:: Sayfa metni ::
========================================================================

TURKISH
(For English text please scroll down.)
1980 öncesinin yüksek gerilimli ve bol kanlı siyasi
ortamında binlerce gencimiz sağ-sol çatışmasına kurban gitmişti! 12 Eylül
askeri müdahelesini takip eden yıllarda fırtınalar duruldu, daha sakin günlere
dönüldü ve apolitize bir gençlik yetişti. Ben bu gelişmeyi olumlu
karşılamıştım, gençlerin birbirlerini gırtlaklamak yerine kaynaşarak kısa süren
gençlik yıllarının tadını çıkarmalarını daha olumlu buluyordum.
Derken AKP iktidara geldi.
Bugün AKP’nin küçük, sabırlı adımlarla Atatürk
cumhuriyetini tasfiye etme, laik devlet yerine şeriatın hakim olacağı bir din
devleti yaratma yolunda ne kadar ilerlediğini görüyoruz. Ergenekon ve Balyoz gibi
şaibeli iddialarla Atatürkçü kesimin en
değerli insanlarının nasıl senelerce hapsedildiğini, eğitim sisteminin nasıl
köktendinciliğe açık, hatta davetkar şekle sokulduğunu da görüyoruz. Ülkenin
kaynaklarının yabancı ellere kayışının da farkındayız.
Bunların Amerikan
menfaatleri uğruna bizzat ABD tarafından tezgahlandığı, Pennsylvania’daki
tarikat reisinin de bu projeye alet olduğunu, Türkiye’de rejim değişikliği için
polis ve adalet mekanizması içerisine tarikat yoluyla yavaşça sızarak onların
ele geçirildiği söyleniyor.
2006-2009 yılları arasında İstanbul’da bir üniversitede
öğretim görevlisiydim. Bazı öğretim elemanları hükümetin tutumu ve ülkenin
gittiği yön konusunda haklı olarak endişeliydi. Gençlerin apolitik olmalarından
da şikayetçiydiler. Kendilerini “Atatürkçü” olarak tanımlıyor, sık sık
Atatürk’ten bahsediyorlardı ama bir yandan da Atatürkçülükle pek bağdaşmayan
isimleri de yüceltiyorlardı. Atatürk’ün cumhuriyetini kurtarmak adına yapılan
12 Eylül müdahelesini de şiddetle kötülüyorlardı. Sık sık yapılan fakülte
toplantıları kısa zamanda siyasi konulara dönüyordu. Ben genelde sessiz kalır,
defterime eskizler karalardım.

========================================================================

:: Verilen görev 1 ::
Sayfa metninde adı geçen tüm ülke, eyalet ve şehir adlarını sıralayın.
:: Verilen görev 2 ::
Sayfa metninde "Derken AKP iktidara" ifadesini içeren sözcüklerle açılıp "kayışının da farkındayız." ile kapanan bölümü birebir kopyalayın.
:: Verilen görev 3 ::
Sayfa metnine göre, sık yapılan fakülte toplantılarında anlatıcı genellikle ne yapardı?
Satırlara gerek yoktur.

[Yerleşim koordinat verileri]

========================================================================

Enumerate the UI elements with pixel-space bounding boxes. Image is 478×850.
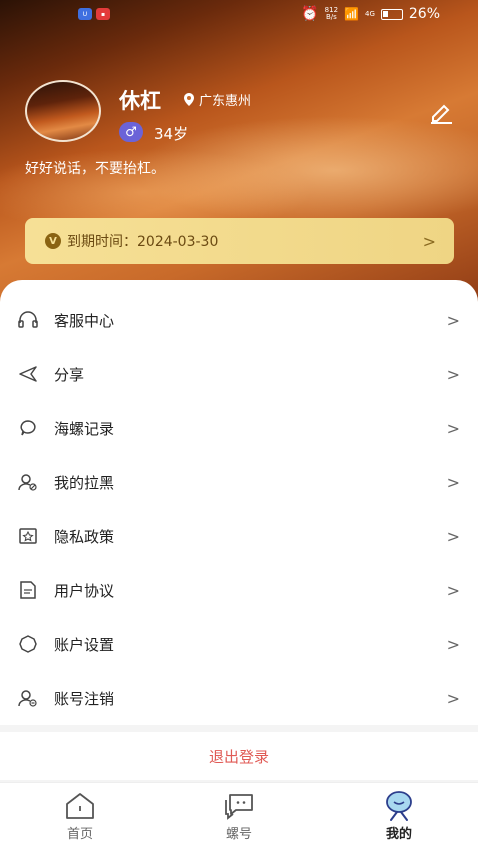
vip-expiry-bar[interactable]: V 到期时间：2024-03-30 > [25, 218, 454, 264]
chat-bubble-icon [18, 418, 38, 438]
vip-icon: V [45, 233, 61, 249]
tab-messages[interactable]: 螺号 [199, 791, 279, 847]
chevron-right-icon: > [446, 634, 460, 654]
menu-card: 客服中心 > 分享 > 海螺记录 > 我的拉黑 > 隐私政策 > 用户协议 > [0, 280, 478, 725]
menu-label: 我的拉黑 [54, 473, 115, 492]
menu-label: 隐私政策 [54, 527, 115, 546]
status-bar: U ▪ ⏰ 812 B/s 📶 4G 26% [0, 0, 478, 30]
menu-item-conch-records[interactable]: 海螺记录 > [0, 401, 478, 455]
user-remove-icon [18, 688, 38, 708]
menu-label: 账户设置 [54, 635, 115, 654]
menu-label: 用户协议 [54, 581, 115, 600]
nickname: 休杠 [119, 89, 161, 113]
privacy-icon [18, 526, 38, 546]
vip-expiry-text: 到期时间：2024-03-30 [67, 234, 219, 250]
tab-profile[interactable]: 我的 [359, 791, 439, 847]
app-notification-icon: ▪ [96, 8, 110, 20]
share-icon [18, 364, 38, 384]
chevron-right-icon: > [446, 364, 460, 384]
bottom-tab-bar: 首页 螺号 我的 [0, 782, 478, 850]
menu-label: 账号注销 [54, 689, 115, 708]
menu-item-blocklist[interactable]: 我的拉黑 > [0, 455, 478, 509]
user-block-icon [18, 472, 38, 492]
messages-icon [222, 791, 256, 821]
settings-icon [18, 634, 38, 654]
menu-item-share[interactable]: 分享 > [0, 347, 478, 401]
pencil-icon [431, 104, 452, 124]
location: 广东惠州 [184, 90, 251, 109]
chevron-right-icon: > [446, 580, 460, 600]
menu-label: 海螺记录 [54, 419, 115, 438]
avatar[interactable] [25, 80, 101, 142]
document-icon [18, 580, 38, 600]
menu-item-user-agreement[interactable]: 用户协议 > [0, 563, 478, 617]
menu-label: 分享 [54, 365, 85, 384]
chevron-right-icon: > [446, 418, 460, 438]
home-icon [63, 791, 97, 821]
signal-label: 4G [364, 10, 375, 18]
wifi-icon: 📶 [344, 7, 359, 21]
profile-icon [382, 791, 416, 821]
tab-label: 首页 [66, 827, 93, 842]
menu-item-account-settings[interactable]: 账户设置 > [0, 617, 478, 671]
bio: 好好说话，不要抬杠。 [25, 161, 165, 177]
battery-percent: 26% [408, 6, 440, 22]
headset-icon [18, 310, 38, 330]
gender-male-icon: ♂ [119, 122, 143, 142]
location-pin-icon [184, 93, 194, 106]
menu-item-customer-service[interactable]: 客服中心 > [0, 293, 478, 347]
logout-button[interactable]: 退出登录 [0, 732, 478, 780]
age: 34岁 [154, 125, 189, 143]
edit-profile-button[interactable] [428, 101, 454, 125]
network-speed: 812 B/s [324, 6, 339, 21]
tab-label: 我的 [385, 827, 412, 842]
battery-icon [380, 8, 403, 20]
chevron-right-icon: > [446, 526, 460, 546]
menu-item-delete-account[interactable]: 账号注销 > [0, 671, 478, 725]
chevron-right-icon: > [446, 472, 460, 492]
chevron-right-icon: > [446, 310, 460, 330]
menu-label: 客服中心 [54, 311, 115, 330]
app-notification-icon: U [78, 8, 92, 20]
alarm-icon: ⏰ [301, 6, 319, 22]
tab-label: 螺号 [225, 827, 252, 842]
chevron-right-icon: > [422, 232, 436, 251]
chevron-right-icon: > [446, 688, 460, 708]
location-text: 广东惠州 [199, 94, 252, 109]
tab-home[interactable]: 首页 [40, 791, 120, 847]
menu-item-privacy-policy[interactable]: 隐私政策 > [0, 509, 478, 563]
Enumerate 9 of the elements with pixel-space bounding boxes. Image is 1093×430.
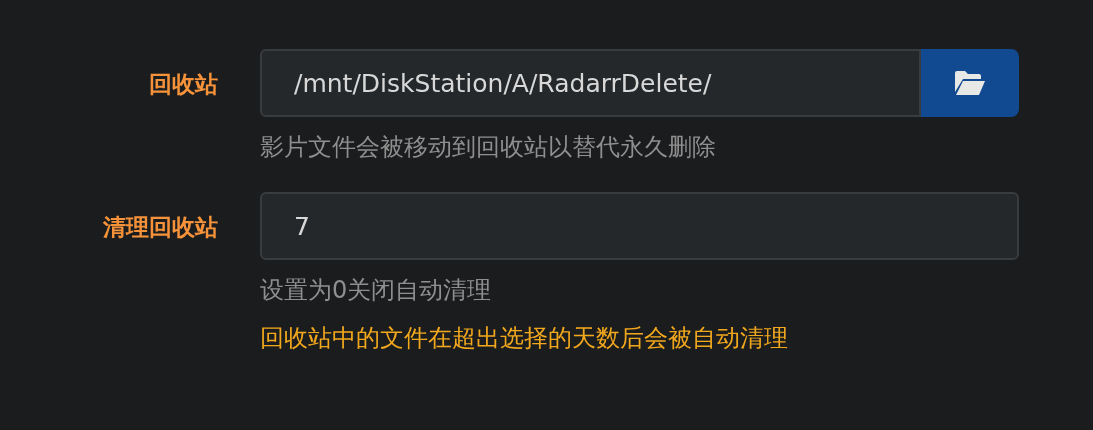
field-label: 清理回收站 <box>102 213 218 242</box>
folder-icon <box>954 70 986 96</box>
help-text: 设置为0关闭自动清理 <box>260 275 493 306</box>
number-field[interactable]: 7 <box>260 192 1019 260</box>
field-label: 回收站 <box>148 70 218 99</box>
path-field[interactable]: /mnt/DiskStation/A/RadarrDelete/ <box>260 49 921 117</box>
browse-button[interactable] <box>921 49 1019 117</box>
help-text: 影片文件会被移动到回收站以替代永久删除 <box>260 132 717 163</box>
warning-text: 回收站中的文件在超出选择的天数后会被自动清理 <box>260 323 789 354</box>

========================================================================

:: Tam yanıt 1 ::
ABD, Pennsylvania, Türkiye, İstanbul

:: Tam yanıt 2 ::
Derken AKP iktidara geldi.
Bugün AKP’nin küçük, sabırlı adımlarla Atatürk
cumhuriyetini tasfiye etme, laik devlet yerine şeriatın hakim olacağı bir din
devleti yaratma yolunda ne kadar ilerlediğini görüyoruz. Ergenekon ve Balyoz gibi
şaibeli iddialarla Atatürkçü kesimin en
değerli insanlarının nasıl senelerce hapsedildiğini, eğitim sisteminin nasıl
köktendinciliğe açık, hatta davetkar şekle sokulduğunu da görüyoruz. Ülkenin
kaynaklarının yabancı ellere kayışının da farkındayız.

:: Tam yanıt 3 ::
Genelde sessiz kalır, defterine eskizler karalardı.